Return every line of each record that follows, unchanged and in its original order.
--*--
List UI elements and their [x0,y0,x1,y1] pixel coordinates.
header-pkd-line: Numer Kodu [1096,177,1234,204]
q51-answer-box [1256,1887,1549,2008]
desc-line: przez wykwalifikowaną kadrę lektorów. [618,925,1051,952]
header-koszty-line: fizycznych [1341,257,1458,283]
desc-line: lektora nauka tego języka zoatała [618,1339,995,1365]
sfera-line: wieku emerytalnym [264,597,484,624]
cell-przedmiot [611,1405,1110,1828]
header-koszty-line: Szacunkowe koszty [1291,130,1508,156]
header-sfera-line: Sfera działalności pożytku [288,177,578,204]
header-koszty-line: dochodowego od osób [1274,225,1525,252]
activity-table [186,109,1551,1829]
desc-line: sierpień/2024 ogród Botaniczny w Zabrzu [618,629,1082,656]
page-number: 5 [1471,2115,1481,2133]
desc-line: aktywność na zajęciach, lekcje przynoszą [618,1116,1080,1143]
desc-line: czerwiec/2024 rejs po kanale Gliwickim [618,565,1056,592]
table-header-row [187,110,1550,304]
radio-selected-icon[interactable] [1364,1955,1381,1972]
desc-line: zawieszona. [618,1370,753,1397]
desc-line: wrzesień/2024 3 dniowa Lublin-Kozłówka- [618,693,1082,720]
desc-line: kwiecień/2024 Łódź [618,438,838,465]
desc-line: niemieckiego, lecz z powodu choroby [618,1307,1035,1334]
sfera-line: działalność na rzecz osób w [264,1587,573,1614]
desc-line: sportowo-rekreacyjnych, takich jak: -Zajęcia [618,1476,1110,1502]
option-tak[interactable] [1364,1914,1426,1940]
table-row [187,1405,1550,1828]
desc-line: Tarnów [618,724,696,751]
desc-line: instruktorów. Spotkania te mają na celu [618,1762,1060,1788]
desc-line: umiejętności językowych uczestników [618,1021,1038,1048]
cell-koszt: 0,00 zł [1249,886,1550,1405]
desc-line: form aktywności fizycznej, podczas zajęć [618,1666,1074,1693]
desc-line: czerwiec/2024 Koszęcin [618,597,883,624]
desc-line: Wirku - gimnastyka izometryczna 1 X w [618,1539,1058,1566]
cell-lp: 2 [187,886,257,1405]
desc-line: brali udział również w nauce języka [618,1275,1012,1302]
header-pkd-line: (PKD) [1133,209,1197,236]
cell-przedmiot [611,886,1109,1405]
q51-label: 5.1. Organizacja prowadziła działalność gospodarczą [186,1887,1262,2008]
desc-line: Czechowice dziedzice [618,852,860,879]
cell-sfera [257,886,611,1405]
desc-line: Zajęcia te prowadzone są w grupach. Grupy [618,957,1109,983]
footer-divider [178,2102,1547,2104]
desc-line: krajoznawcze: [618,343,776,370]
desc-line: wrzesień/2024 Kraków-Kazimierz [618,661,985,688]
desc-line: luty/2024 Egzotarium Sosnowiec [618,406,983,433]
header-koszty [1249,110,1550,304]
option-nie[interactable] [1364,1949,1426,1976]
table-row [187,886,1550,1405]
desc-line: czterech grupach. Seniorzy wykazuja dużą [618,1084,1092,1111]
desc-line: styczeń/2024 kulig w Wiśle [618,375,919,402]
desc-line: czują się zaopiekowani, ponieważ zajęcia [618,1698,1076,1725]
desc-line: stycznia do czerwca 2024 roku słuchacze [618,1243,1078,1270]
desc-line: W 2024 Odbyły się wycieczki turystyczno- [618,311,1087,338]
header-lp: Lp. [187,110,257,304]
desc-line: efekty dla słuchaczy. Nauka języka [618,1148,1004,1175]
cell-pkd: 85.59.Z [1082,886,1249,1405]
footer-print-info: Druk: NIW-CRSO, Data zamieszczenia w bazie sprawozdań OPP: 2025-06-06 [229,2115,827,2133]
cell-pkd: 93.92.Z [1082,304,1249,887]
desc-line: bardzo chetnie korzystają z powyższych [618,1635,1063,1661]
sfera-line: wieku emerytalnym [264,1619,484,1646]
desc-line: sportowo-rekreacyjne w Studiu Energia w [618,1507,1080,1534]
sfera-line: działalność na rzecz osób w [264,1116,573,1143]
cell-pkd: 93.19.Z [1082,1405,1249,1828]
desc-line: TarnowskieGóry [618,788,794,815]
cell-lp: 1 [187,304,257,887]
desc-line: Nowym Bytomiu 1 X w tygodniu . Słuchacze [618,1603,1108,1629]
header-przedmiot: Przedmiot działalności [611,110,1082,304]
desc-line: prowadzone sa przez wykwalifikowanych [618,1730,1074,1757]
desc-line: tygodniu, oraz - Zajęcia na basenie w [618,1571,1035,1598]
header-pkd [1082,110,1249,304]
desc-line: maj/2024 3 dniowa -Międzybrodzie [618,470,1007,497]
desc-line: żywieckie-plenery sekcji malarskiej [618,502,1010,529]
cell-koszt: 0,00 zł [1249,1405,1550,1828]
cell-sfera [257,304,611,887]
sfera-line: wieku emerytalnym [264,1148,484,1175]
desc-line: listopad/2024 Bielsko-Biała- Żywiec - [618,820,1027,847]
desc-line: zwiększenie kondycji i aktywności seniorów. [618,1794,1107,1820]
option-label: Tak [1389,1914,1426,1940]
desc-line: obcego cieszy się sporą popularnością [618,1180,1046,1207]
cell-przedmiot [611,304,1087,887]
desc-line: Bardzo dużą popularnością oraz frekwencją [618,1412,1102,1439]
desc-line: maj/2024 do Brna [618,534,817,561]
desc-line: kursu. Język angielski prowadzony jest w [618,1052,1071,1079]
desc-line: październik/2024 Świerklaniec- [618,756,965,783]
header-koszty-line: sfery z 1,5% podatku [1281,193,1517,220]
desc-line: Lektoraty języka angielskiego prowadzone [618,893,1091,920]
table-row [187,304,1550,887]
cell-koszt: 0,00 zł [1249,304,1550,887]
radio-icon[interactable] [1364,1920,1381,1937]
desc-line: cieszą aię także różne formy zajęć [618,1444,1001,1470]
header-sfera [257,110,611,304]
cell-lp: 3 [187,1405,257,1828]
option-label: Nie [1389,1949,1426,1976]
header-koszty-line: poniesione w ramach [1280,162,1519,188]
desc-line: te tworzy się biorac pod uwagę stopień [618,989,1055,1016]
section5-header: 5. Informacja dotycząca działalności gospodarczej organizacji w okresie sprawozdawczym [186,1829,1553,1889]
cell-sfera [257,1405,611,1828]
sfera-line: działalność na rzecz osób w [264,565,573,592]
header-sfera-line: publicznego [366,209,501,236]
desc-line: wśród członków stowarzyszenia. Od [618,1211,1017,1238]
--*--
RESULT OF THE EXERCISE:
List UI elements and their [x0,y0,x1,y1] pixel coordinates.
header-pkd-line: Numer Kodu [1096,177,1234,204]
q51-answer-box [1256,1887,1549,2008]
desc-line: przez wykwalifikowaną kadrę lektorów. [618,925,1051,952]
header-koszty-line: fizycznych [1341,257,1458,283]
desc-line: lektora nauka tego języka zoatała [618,1339,995,1365]
sfera-line: wieku emerytalnym [264,597,484,624]
cell-przedmiot [611,1405,1110,1828]
header-koszty-line: Szacunkowe koszty [1291,130,1508,156]
header-sfera-line: Sfera działalności pożytku [288,177,578,204]
header-koszty-line: dochodowego od osób [1274,225,1525,252]
activity-table [186,109,1551,1829]
desc-line: sierpień/2024 ogród Botaniczny w Zabrzu [618,629,1082,656]
page-number: 5 [1471,2115,1481,2133]
desc-line: aktywność na zajęciach, lekcje przynoszą [618,1116,1080,1143]
desc-line: czerwiec/2024 rejs po kanale Gliwickim [618,565,1056,592]
table-header-row [187,110,1550,304]
radio-selected-icon[interactable] [1364,1955,1381,1972]
desc-line: zawieszona. [618,1370,753,1397]
desc-line: wrzesień/2024 3 dniowa Lublin-Kozłówka- [618,693,1082,720]
desc-line: kwiecień/2024 Łódź [618,438,838,465]
desc-line: niemieckiego, lecz z powodu choroby [618,1307,1035,1334]
sfera-line: działalność na rzecz osób w [264,1587,573,1614]
desc-line: sportowo-rekreacyjnych, takich jak: -Zajęcia [618,1476,1110,1502]
option-tak[interactable] [1364,1914,1426,1940]
table-row [187,1405,1550,1828]
desc-line: Tarnów [618,724,696,751]
desc-line: instruktorów. Spotkania te mają na celu [618,1762,1060,1788]
desc-line: umiejętności językowych uczestników [618,1021,1038,1048]
cell-koszt: 0,00 zł [1249,886,1550,1405]
desc-line: form aktywności fizycznej, podczas zajęć [618,1666,1074,1693]
desc-line: czerwiec/2024 Koszęcin [618,597,883,624]
desc-line: Wirku - gimnastyka izometryczna 1 X w [618,1539,1058,1566]
cell-lp: 2 [187,886,257,1405]
desc-line: brali udział również w nauce języka [618,1275,1012,1302]
header-pkd-line: (PKD) [1133,209,1197,236]
cell-przedmiot [611,886,1109,1405]
q51-label: 5.1. Organizacja prowadziła działalność gospodarczą [186,1887,1262,2008]
desc-line: Czechowice dziedzice [618,852,860,879]
cell-sfera [257,886,611,1405]
desc-line: Zajęcia te prowadzone są w grupach. Grupy [618,957,1109,983]
footer-divider [178,2102,1547,2104]
desc-line: krajoznawcze: [618,343,776,370]
desc-line: wrzesień/2024 Kraków-Kazimierz [618,661,985,688]
desc-line: luty/2024 Egzotarium Sosnowiec [618,406,983,433]
header-koszty [1249,110,1550,304]
option-nie[interactable] [1364,1949,1426,1976]
table-row [187,886,1550,1405]
desc-line: czterech grupach. Seniorzy wykazuja dużą [618,1084,1092,1111]
desc-line: styczeń/2024 kulig w Wiśle [618,375,919,402]
desc-line: czują się zaopiekowani, ponieważ zajęcia [618,1698,1076,1725]
desc-line: stycznia do czerwca 2024 roku słuchacze [618,1243,1078,1270]
desc-line: W 2024 Odbyły się wycieczki turystyczno- [618,311,1087,338]
header-lp: Lp. [187,110,257,304]
desc-line: efekty dla słuchaczy. Nauka języka [618,1148,1004,1175]
cell-pkd: 85.59.Z [1082,886,1249,1405]
footer-print-info: Druk: NIW-CRSO, Data zamieszczenia w bazie sprawozdań OPP: 2025-06-06 [229,2115,827,2133]
cell-pkd: 93.92.Z [1082,304,1249,887]
desc-line: bardzo chetnie korzystają z powyższych [618,1635,1063,1661]
sfera-line: wieku emerytalnym [264,1619,484,1646]
desc-line: sportowo-rekreacyjne w Studiu Energia w [618,1507,1080,1534]
sfera-line: działalność na rzecz osób w [264,1116,573,1143]
cell-pkd: 93.19.Z [1082,1405,1249,1828]
desc-line: TarnowskieGóry [618,788,794,815]
cell-lp: 1 [187,304,257,887]
desc-line: Nowym Bytomiu 1 X w tygodniu . Słuchacze [618,1603,1108,1629]
header-przedmiot: Przedmiot działalności [611,110,1082,304]
desc-line: prowadzone sa przez wykwalifikowanych [618,1730,1074,1757]
desc-line: tygodniu, oraz - Zajęcia na basenie w [618,1571,1035,1598]
header-pkd [1082,110,1249,304]
desc-line: maj/2024 3 dniowa -Międzybrodzie [618,470,1007,497]
desc-line: żywieckie-plenery sekcji malarskiej [618,502,1010,529]
cell-koszt: 0,00 zł [1249,1405,1550,1828]
cell-sfera [257,304,611,887]
sfera-line: wieku emerytalnym [264,1148,484,1175]
desc-line: listopad/2024 Bielsko-Biała- Żywiec - [618,820,1027,847]
desc-line: zwiększenie kondycji i aktywności seniorów. [618,1794,1107,1820]
option-label: Tak [1389,1914,1426,1940]
desc-line: obcego cieszy się sporą popularnością [618,1180,1046,1207]
cell-przedmiot [611,304,1087,887]
desc-line: Bardzo dużą popularnością oraz frekwencją [618,1412,1102,1439]
desc-line: maj/2024 do Brna [618,534,817,561]
desc-line: kursu. Język angielski prowadzony jest w [618,1052,1071,1079]
desc-line: październik/2024 Świerklaniec- [618,756,965,783]
header-koszty-line: sfery z 1,5% podatku [1281,193,1517,220]
desc-line: Lektoraty języka angielskiego prowadzone [618,893,1091,920]
table-row [187,304,1550,887]
cell-koszt: 0,00 zł [1249,304,1550,887]
radio-icon[interactable] [1364,1920,1381,1937]
desc-line: cieszą aię także różne formy zajęć [618,1444,1001,1470]
header-sfera [257,110,611,304]
cell-lp: 3 [187,1405,257,1828]
option-label: Nie [1389,1949,1426,1976]
header-koszty-line: poniesione w ramach [1280,162,1519,188]
desc-line: te tworzy się biorac pod uwagę stopień [618,989,1055,1016]
section5-header: 5. Informacja dotycząca działalności gospodarczej organizacji w okresie sprawozdawczym [186,1829,1553,1889]
cell-sfera [257,1405,611,1828]
sfera-line: działalność na rzecz osób w [264,565,573,592]
header-sfera-line: publicznego [366,209,501,236]
desc-line: wśród członków stowarzyszenia. Od [618,1211,1017,1238]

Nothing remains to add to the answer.